(Extracts from a graphics dataset)
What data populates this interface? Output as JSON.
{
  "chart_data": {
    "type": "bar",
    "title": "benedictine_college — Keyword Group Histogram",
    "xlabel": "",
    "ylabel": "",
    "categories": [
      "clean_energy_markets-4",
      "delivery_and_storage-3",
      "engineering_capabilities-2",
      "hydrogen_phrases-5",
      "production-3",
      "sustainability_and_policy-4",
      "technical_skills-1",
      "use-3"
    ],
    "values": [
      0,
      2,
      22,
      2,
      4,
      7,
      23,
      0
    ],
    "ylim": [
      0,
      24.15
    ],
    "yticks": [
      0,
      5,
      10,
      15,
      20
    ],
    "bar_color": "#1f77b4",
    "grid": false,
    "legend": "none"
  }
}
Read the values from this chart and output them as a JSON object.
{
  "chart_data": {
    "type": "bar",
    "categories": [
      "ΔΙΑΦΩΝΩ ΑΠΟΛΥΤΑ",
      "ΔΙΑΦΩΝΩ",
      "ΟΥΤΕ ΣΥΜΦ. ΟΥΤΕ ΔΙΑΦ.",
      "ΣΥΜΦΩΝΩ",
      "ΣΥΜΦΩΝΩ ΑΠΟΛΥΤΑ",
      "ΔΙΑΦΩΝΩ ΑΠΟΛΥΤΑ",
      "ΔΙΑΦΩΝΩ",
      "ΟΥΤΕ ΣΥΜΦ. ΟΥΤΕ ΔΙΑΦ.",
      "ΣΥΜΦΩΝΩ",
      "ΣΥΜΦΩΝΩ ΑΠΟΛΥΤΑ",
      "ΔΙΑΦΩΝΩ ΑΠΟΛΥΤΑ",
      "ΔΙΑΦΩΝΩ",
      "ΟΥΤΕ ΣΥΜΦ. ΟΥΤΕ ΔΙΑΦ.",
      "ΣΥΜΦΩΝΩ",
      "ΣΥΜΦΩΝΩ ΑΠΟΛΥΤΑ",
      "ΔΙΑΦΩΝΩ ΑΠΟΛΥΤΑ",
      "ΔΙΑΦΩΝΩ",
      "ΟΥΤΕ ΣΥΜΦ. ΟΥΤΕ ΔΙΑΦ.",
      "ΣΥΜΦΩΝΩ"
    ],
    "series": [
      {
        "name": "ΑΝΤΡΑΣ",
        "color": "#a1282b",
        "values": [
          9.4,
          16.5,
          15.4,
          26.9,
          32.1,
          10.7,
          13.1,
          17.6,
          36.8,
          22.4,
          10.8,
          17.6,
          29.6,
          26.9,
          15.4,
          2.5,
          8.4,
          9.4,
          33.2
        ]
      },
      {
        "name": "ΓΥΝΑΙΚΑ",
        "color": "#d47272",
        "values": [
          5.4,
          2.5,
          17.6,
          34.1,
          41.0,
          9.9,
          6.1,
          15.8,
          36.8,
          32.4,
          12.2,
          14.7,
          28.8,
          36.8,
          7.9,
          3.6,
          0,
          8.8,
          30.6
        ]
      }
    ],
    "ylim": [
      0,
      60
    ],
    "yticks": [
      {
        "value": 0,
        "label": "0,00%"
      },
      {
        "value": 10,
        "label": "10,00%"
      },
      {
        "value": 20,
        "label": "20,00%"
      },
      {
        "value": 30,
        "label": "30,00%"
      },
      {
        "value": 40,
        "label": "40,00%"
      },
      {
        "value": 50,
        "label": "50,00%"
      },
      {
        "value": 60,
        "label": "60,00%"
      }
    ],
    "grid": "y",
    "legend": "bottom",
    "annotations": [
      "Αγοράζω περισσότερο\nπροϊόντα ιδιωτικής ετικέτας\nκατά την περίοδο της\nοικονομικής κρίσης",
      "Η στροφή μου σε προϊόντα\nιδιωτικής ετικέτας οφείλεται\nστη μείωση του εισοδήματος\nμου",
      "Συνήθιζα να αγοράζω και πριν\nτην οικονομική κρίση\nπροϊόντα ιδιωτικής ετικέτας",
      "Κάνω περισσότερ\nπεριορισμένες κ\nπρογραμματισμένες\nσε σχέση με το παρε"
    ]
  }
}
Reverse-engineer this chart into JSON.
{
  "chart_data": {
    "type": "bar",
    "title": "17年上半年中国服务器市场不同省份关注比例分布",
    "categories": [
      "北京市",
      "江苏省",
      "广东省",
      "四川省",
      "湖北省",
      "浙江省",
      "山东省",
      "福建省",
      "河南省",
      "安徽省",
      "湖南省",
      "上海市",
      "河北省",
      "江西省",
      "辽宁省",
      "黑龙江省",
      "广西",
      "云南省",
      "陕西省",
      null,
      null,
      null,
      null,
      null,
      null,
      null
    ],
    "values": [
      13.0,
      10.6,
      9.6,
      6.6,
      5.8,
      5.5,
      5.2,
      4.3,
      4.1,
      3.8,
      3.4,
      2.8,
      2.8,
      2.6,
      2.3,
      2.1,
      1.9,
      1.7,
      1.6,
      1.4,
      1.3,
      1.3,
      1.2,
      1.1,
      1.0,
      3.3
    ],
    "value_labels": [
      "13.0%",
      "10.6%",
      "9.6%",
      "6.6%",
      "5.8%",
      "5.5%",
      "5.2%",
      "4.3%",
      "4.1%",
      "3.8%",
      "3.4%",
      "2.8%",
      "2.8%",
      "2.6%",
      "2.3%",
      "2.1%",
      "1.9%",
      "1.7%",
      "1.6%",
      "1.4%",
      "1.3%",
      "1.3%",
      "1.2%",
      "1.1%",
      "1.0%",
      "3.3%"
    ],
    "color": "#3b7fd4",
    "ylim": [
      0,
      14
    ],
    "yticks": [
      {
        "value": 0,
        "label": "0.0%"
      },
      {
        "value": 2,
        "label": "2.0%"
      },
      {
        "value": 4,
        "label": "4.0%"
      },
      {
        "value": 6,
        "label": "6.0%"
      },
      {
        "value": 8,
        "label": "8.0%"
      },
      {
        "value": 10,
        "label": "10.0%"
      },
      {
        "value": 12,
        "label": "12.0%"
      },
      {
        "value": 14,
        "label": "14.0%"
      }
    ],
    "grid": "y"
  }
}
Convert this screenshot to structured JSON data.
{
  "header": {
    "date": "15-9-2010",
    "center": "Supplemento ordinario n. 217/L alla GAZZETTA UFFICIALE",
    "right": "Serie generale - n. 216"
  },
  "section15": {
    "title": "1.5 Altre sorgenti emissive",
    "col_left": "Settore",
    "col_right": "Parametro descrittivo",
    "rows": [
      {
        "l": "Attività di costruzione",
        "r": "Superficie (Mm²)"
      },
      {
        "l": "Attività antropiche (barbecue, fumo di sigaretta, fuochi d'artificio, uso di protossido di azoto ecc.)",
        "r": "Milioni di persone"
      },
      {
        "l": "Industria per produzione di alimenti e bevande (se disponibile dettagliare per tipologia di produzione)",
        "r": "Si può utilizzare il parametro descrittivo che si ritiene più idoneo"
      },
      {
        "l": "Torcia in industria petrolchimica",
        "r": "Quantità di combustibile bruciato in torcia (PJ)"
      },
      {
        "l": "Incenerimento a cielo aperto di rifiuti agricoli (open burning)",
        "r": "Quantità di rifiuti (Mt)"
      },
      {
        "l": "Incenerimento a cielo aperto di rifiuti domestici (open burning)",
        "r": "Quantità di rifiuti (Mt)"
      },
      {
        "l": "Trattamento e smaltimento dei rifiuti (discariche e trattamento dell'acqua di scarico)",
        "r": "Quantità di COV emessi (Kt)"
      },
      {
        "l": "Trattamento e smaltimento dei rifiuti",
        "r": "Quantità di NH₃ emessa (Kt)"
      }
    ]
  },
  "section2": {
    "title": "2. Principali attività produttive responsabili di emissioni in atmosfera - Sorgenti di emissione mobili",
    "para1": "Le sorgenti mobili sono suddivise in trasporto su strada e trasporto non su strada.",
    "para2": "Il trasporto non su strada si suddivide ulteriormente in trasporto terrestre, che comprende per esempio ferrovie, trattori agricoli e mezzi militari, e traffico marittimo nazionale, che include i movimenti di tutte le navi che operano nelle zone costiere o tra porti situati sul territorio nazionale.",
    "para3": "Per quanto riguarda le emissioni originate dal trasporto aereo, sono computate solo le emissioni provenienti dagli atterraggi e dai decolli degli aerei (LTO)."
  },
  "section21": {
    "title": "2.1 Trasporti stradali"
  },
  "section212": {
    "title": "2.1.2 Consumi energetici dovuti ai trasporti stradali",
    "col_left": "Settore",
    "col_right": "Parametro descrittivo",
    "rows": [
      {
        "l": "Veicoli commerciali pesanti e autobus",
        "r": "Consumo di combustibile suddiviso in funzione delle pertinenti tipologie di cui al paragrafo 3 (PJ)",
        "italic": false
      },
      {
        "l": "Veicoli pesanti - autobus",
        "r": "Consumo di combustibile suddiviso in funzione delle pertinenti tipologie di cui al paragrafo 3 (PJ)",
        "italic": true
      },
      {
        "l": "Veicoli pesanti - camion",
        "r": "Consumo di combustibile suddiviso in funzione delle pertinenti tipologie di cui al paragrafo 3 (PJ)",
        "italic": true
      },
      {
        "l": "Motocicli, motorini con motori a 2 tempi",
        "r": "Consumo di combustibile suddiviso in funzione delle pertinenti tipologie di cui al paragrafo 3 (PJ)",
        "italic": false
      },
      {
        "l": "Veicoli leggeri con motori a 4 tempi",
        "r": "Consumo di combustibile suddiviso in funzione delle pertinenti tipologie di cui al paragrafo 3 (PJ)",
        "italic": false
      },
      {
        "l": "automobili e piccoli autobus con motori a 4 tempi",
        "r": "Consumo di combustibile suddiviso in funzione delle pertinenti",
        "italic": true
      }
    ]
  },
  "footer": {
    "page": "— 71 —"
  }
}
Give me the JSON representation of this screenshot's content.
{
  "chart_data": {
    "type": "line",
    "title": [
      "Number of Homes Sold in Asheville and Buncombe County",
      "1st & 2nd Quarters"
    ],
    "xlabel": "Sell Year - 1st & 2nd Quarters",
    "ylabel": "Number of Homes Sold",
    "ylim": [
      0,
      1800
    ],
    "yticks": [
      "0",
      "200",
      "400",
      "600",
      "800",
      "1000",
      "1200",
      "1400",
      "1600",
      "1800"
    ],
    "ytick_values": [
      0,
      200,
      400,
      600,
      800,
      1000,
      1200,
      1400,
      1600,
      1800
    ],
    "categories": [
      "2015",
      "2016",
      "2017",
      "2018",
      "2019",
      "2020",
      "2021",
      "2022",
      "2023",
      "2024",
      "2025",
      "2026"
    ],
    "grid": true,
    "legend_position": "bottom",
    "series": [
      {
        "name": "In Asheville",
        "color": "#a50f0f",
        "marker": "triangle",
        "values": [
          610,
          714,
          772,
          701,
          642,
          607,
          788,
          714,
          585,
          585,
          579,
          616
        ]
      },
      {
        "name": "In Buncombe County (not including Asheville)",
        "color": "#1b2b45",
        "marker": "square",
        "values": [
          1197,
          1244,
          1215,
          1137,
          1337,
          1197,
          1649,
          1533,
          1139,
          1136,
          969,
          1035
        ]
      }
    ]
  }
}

=== Instructions for the task ===
Copy out exactly the lines between the line with "Give me the" and the last line of the entries, counting both of those lines.

=== Final result ===
Give me the JSON representation of this screenshot's content.
{
  "chart_data": {
    "type": "line",
    "title": [
      "Number of Homes Sold in Asheville and Buncombe County",
      "1st & 2nd Quarters"
    ],
    "xlabel": "Sell Year - 1st & 2nd Quarters",
    "ylabel": "Number of Homes Sold",
    "ylim": [
      0,
      1800
    ],
    "yticks": [
      "0",
      "200",
      "400",
      "600",
      "800",
      "1000",
      "1200",
      "1400",
      "1600",
      "1800"
    ],
    "ytick_values": [
      0,
      200,
      400,
      600,
      800,
      1000,
      1200,
      1400,
      1600,
      1800
    ],
    "categories": [
      "2015",
      "2016",
      "2017",
      "2018",
      "2019",
      "2020",
      "2021",
      "2022",
      "2023",
      "2024",
      "2025",
      "2026"
    ],
    "grid": true,
    "legend_position": "bottom",
    "series": [
      {
        "name": "In Asheville",
        "color": "#a50f0f",
        "marker": "triangle",
        "values": [
          610,
          714,
          772,
          701,
          642,
          607,
          788,
          714,
          585,
          585,
          579,
          616
        ]
      },
      {
        "name": "In Buncombe County (not including Asheville)",
        "color": "#1b2b45",
        "marker": "square",
        "values": [
          1197,
          1244,
          1215,
          1137,
          1337,
          1197,
          1649,
          1533,
          1139,
          1136,
          969,
          1035
        ]
      }
    ]
  }
}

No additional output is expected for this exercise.